** BEGIN **

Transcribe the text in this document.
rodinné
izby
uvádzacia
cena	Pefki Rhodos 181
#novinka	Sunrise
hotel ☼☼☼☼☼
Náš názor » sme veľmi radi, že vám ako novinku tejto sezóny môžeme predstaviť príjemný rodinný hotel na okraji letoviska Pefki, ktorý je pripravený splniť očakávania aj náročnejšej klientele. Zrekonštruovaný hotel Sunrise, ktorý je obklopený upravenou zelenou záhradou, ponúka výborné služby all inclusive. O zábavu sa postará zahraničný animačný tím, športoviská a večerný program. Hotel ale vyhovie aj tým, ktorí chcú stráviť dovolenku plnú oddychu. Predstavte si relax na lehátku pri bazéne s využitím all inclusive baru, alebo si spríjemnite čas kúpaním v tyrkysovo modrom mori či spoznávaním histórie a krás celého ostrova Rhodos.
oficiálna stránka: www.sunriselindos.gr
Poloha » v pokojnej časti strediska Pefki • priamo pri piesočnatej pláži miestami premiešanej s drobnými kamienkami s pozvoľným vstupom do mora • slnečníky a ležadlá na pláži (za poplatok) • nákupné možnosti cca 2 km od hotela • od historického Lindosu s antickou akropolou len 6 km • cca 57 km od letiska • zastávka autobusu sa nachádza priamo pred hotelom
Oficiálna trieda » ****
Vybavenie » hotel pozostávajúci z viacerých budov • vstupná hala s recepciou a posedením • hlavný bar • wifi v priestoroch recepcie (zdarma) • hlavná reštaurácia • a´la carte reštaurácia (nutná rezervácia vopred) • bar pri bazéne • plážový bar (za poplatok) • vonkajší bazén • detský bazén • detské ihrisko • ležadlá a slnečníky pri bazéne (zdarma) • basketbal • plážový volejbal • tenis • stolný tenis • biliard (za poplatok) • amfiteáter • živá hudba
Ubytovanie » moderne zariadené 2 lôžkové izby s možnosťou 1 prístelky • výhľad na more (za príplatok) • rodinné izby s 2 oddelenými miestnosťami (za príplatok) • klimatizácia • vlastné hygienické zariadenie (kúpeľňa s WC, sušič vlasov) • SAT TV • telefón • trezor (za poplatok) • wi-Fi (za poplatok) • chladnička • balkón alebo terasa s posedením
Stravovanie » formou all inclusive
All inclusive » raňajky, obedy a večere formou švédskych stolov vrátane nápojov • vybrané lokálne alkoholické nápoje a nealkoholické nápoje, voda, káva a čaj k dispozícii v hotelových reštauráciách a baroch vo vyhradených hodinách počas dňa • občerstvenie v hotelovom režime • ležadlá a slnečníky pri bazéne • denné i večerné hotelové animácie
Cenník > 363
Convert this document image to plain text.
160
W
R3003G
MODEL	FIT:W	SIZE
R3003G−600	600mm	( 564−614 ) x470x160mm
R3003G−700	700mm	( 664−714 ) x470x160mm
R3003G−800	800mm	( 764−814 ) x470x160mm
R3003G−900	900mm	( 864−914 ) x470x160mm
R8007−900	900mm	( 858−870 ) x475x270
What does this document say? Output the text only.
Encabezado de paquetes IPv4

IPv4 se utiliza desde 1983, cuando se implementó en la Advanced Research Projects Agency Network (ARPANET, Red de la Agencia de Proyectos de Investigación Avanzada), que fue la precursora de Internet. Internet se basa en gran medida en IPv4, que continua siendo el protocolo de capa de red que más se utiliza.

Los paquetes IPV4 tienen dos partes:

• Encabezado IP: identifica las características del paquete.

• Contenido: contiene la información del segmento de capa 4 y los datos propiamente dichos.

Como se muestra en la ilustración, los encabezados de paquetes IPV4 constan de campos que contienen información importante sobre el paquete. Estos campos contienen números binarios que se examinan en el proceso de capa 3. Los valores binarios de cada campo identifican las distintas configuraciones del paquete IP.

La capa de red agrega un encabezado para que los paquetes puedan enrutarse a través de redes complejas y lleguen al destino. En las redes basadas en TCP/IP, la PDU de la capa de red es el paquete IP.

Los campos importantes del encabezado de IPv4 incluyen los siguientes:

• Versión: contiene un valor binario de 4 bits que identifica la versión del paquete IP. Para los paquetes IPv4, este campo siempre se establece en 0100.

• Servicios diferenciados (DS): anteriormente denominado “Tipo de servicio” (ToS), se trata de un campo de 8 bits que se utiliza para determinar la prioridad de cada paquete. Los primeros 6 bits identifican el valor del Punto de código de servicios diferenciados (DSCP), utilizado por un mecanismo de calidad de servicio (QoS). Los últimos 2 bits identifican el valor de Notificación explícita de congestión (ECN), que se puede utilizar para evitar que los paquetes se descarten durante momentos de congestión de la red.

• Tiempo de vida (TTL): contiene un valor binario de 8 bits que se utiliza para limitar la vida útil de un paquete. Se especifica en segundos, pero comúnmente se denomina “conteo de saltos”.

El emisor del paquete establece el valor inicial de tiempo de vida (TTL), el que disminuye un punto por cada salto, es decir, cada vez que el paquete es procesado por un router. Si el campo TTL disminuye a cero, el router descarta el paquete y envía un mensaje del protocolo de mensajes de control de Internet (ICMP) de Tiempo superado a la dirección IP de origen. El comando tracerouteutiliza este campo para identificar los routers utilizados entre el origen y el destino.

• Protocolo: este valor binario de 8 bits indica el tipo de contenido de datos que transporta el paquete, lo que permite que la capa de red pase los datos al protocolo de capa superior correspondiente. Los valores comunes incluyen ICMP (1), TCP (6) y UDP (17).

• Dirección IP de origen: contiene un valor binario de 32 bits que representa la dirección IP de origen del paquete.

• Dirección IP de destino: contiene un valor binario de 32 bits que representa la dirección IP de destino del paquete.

** END **

What to produce: Report all lines of the data above that include the string "valores".

Answer to this exercise:
Como se muestra en la ilustración, los encabezados de paquetes IPV4 constan de campos que contienen información importante sobre el paquete. Estos campos contienen números binarios que se examinan en el proceso de capa 3. Los valores binarios de cada campo identifican las distintas configuraciones del paquete IP.
• Protocolo: este valor binario de 8 bits indica el tipo de contenido de datos que transporta el paquete, lo que permite que la capa de red pase los datos al protocolo de capa superior correspondiente. Los valores comunes incluyen ICMP (1), TCP (6) y UDP (17).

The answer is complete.